**GOAL OF THE EXERCISE:** Copy out every record precisely.

BEGIN MATERIAL

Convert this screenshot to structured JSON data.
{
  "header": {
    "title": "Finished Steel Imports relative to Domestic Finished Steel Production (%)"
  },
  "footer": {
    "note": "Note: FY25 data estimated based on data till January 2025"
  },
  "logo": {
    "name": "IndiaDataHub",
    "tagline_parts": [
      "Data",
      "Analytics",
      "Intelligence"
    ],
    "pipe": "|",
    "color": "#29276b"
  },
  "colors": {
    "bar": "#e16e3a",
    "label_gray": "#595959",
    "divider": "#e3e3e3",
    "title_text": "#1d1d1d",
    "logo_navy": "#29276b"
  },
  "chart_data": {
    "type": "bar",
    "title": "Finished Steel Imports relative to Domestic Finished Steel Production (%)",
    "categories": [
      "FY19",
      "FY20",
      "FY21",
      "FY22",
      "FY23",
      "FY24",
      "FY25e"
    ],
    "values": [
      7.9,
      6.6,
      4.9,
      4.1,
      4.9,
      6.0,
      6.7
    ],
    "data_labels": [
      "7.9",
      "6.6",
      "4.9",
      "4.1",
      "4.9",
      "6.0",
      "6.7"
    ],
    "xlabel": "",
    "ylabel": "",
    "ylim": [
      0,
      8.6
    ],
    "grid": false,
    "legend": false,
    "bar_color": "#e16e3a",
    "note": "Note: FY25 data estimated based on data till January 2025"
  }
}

END MATERIAL

**SOLUTION FOR THIS EXERCISE:**
Convert this screenshot to structured JSON data.
{
  "header": {
    "title": "Finished Steel Imports relative to Domestic Finished Steel Production (%)"
  },
  "footer": {
    "note": "Note: FY25 data estimated based on data till January 2025"
  },
  "logo": {
    "name": "IndiaDataHub",
    "tagline_parts": [
      "Data",
      "Analytics",
      "Intelligence"
    ],
    "pipe": "|",
    "color": "#29276b"
  },
  "colors": {
    "bar": "#e16e3a",
    "label_gray": "#595959",
    "divider": "#e3e3e3",
    "title_text": "#1d1d1d",
    "logo_navy": "#29276b"
  },
  "chart_data": {
    "type": "bar",
    "title": "Finished Steel Imports relative to Domestic Finished Steel Production (%)",
    "categories": [
      "FY19",
      "FY20",
      "FY21",
      "FY22",
      "FY23",
      "FY24",
      "FY25e"
    ],
    "values": [
      7.9,
      6.6,
      4.9,
      4.1,
      4.9,
      6.0,
      6.7
    ],
    "data_labels": [
      "7.9",
      "6.6",
      "4.9",
      "4.1",
      "4.9",
      "6.0",
      "6.7"
    ],
    "xlabel": "",
    "ylabel": "",
    "ylim": [
      0,
      8.6
    ],
    "grid": false,
    "legend": false,
    "bar_color": "#e16e3a",
    "note": "Note: FY25 data estimated based on data till January 2025"
  }
}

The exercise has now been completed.